TASK DETAILS -
Restate each entry word for word, leaving nothing out.

MATERIAL SHOWN -
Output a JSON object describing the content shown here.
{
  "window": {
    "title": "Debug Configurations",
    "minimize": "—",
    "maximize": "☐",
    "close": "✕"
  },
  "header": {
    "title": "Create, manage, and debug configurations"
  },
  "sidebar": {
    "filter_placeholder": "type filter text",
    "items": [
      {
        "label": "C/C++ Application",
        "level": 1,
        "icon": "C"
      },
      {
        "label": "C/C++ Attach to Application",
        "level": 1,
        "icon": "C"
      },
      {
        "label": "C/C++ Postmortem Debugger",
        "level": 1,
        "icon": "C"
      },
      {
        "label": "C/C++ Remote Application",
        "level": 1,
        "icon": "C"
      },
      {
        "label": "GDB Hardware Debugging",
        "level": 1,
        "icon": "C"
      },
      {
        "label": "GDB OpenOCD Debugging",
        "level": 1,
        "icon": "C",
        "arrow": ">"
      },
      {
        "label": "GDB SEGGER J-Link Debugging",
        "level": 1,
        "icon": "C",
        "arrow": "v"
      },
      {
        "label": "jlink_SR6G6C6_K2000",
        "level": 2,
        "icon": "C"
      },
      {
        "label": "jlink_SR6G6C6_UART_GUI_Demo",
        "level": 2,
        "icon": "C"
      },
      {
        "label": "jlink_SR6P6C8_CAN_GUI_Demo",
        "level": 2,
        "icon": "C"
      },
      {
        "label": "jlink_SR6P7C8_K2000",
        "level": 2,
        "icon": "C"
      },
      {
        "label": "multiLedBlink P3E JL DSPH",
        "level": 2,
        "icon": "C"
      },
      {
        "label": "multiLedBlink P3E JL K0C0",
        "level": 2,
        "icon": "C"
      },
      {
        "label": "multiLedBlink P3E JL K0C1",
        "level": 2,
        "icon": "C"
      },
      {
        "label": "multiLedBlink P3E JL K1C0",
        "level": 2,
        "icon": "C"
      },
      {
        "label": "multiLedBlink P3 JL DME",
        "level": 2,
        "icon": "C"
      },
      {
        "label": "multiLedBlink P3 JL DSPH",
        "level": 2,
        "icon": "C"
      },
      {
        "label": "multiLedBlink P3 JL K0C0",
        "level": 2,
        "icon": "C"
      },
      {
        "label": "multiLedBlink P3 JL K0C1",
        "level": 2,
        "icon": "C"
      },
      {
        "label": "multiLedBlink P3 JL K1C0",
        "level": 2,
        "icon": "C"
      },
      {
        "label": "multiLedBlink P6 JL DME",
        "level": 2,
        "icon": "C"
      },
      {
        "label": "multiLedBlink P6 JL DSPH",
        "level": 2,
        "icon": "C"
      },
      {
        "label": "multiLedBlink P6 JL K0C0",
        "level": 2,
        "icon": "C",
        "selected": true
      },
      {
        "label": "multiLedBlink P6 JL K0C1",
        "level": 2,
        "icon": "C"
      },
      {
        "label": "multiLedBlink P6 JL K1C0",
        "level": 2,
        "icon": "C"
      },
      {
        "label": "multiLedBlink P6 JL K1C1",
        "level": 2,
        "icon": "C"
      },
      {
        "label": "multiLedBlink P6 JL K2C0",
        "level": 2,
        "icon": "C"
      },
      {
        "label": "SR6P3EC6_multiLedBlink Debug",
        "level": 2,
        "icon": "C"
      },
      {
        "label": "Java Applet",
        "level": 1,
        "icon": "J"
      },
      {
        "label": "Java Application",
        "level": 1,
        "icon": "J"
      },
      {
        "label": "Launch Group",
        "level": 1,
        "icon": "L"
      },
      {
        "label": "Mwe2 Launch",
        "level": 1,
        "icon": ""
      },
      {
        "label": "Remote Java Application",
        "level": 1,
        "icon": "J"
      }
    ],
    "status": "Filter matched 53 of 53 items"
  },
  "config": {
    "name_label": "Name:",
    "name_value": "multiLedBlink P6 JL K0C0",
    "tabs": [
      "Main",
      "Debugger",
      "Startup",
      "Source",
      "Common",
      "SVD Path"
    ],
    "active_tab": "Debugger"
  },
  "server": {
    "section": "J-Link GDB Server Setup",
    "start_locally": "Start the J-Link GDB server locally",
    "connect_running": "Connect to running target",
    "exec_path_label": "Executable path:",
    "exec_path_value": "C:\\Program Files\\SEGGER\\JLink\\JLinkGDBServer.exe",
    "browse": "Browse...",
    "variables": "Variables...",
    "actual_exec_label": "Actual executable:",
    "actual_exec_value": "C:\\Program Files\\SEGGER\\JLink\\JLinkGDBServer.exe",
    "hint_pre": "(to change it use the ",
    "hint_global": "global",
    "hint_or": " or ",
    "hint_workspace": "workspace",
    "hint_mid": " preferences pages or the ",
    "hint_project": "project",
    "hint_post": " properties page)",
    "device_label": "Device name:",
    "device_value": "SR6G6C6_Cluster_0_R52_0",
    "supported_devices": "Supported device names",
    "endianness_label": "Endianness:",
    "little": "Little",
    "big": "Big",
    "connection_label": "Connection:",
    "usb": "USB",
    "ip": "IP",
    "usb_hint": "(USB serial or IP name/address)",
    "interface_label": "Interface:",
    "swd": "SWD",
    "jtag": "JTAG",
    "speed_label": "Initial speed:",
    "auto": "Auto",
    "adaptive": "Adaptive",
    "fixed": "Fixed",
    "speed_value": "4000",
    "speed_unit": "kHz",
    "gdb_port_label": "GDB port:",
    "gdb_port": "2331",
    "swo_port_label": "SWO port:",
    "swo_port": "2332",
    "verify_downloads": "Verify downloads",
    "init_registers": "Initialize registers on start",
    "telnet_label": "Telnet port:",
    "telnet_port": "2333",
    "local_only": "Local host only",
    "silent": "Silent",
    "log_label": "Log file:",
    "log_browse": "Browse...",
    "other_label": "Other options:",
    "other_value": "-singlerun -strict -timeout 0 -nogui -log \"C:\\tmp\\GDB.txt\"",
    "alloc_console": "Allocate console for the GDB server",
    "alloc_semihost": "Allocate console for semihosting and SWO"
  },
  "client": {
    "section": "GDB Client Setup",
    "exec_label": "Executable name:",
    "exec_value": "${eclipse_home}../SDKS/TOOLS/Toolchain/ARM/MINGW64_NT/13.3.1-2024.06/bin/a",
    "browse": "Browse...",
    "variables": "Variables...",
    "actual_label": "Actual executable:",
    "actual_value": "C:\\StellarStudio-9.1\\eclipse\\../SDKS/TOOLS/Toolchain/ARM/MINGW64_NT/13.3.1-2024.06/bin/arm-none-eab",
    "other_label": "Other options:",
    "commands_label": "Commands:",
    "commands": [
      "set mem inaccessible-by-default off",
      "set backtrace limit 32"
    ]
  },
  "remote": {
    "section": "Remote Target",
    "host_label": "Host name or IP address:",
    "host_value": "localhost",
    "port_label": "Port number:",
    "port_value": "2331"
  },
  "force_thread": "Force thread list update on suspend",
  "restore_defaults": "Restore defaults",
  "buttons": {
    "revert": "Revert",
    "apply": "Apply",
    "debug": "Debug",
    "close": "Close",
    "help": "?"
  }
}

SOLUTION FOR THIS TASK -
Output a JSON object describing the content shown here.
{
  "window": {
    "title": "Debug Configurations",
    "minimize": "—",
    "maximize": "☐",
    "close": "✕"
  },
  "header": {
    "title": "Create, manage, and debug configurations"
  },
  "sidebar": {
    "filter_placeholder": "type filter text",
    "items": [
      {
        "label": "C/C++ Application",
        "level": 1,
        "icon": "C"
      },
      {
        "label": "C/C++ Attach to Application",
        "level": 1,
        "icon": "C"
      },
      {
        "label": "C/C++ Postmortem Debugger",
        "level": 1,
        "icon": "C"
      },
      {
        "label": "C/C++ Remote Application",
        "level": 1,
        "icon": "C"
      },
      {
        "label": "GDB Hardware Debugging",
        "level": 1,
        "icon": "C"
      },
      {
        "label": "GDB OpenOCD Debugging",
        "level": 1,
        "icon": "C",
        "arrow": ">"
      },
      {
        "label": "GDB SEGGER J-Link Debugging",
        "level": 1,
        "icon": "C",
        "arrow": "v"
      },
      {
        "label": "jlink_SR6G6C6_K2000",
        "level": 2,
        "icon": "C"
      },
      {
        "label": "jlink_SR6G6C6_UART_GUI_Demo",
        "level": 2,
        "icon": "C"
      },
      {
        "label": "jlink_SR6P6C8_CAN_GUI_Demo",
        "level": 2,
        "icon": "C"
      },
      {
        "label": "jlink_SR6P7C8_K2000",
        "level": 2,
        "icon": "C"
      },
      {
        "label": "multiLedBlink P3E JL DSPH",
        "level": 2,
        "icon": "C"
      },
      {
        "label": "multiLedBlink P3E JL K0C0",
        "level": 2,
        "icon": "C"
      },
      {
        "label": "multiLedBlink P3E JL K0C1",
        "level": 2,
        "icon": "C"
      },
      {
        "label": "multiLedBlink P3E JL K1C0",
        "level": 2,
        "icon": "C"
      },
      {
        "label": "multiLedBlink P3 JL DME",
        "level": 2,
        "icon": "C"
      },
      {
        "label": "multiLedBlink P3 JL DSPH",
        "level": 2,
        "icon": "C"
      },
      {
        "label": "multiLedBlink P3 JL K0C0",
        "level": 2,
        "icon": "C"
      },
      {
        "label": "multiLedBlink P3 JL K0C1",
        "level": 2,
        "icon": "C"
      },
      {
        "label": "multiLedBlink P3 JL K1C0",
        "level": 2,
        "icon": "C"
      },
      {
        "label": "multiLedBlink P6 JL DME",
        "level": 2,
        "icon": "C"
      },
      {
        "label": "multiLedBlink P6 JL DSPH",
        "level": 2,
        "icon": "C"
      },
      {
        "label": "multiLedBlink P6 JL K0C0",
        "level": 2,
        "icon": "C",
        "selected": true
      },
      {
        "label": "multiLedBlink P6 JL K0C1",
        "level": 2,
        "icon": "C"
      },
      {
        "label": "multiLedBlink P6 JL K1C0",
        "level": 2,
        "icon": "C"
      },
      {
        "label": "multiLedBlink P6 JL K1C1",
        "level": 2,
        "icon": "C"
      },
      {
        "label": "multiLedBlink P6 JL K2C0",
        "level": 2,
        "icon": "C"
      },
      {
        "label": "SR6P3EC6_multiLedBlink Debug",
        "level": 2,
        "icon": "C"
      },
      {
        "label": "Java Applet",
        "level": 1,
        "icon": "J"
      },
      {
        "label": "Java Application",
        "level": 1,
        "icon": "J"
      },
      {
        "label": "Launch Group",
        "level": 1,
        "icon": "L"
      },
      {
        "label": "Mwe2 Launch",
        "level": 1,
        "icon": ""
      },
      {
        "label": "Remote Java Application",
        "level": 1,
        "icon": "J"
      }
    ],
    "status": "Filter matched 53 of 53 items"
  },
  "config": {
    "name_label": "Name:",
    "name_value": "multiLedBlink P6 JL K0C0",
    "tabs": [
      "Main",
      "Debugger",
      "Startup",
      "Source",
      "Common",
      "SVD Path"
    ],
    "active_tab": "Debugger"
  },
  "server": {
    "section": "J-Link GDB Server Setup",
    "start_locally": "Start the J-Link GDB server locally",
    "connect_running": "Connect to running target",
    "exec_path_label": "Executable path:",
    "exec_path_value": "C:\\Program Files\\SEGGER\\JLink\\JLinkGDBServer.exe",
    "browse": "Browse...",
    "variables": "Variables...",
    "actual_exec_label": "Actual executable:",
    "actual_exec_value": "C:\\Program Files\\SEGGER\\JLink\\JLinkGDBServer.exe",
    "hint_pre": "(to change it use the ",
    "hint_global": "global",
    "hint_or": " or ",
    "hint_workspace": "workspace",
    "hint_mid": " preferences pages or the ",
    "hint_project": "project",
    "hint_post": " properties page)",
    "device_label": "Device name:",
    "device_value": "SR6G6C6_Cluster_0_R52_0",
    "supported_devices": "Supported device names",
    "endianness_label": "Endianness:",
    "little": "Little",
    "big": "Big",
    "connection_label": "Connection:",
    "usb": "USB",
    "ip": "IP",
    "usb_hint": "(USB serial or IP name/address)",
    "interface_label": "Interface:",
    "swd": "SWD",
    "jtag": "JTAG",
    "speed_label": "Initial speed:",
    "auto": "Auto",
    "adaptive": "Adaptive",
    "fixed": "Fixed",
    "speed_value": "4000",
    "speed_unit": "kHz",
    "gdb_port_label": "GDB port:",
    "gdb_port": "2331",
    "swo_port_label": "SWO port:",
    "swo_port": "2332",
    "verify_downloads": "Verify downloads",
    "init_registers": "Initialize registers on start",
    "telnet_label": "Telnet port:",
    "telnet_port": "2333",
    "local_only": "Local host only",
    "silent": "Silent",
    "log_label": "Log file:",
    "log_browse": "Browse...",
    "other_label": "Other options:",
    "other_value": "-singlerun -strict -timeout 0 -nogui -log \"C:\\tmp\\GDB.txt\"",
    "alloc_console": "Allocate console for the GDB server",
    "alloc_semihost": "Allocate console for semihosting and SWO"
  },
  "client": {
    "section": "GDB Client Setup",
    "exec_label": "Executable name:",
    "exec_value": "${eclipse_home}../SDKS/TOOLS/Toolchain/ARM/MINGW64_NT/13.3.1-2024.06/bin/a",
    "browse": "Browse...",
    "variables": "Variables...",
    "actual_label": "Actual executable:",
    "actual_value": "C:\\StellarStudio-9.1\\eclipse\\../SDKS/TOOLS/Toolchain/ARM/MINGW64_NT/13.3.1-2024.06/bin/arm-none-eab",
    "other_label": "Other options:",
    "commands_label": "Commands:",
    "commands": [
      "set mem inaccessible-by-default off",
      "set backtrace limit 32"
    ]
  },
  "remote": {
    "section": "Remote Target",
    "host_label": "Host name or IP address:",
    "host_value": "localhost",
    "port_label": "Port number:",
    "port_value": "2331"
  },
  "force_thread": "Force thread list update on suspend",
  "restore_defaults": "Restore defaults",
  "buttons": {
    "revert": "Revert",
    "apply": "Apply",
    "debug": "Debug",
    "close": "Close",
    "help": "?"
  }
}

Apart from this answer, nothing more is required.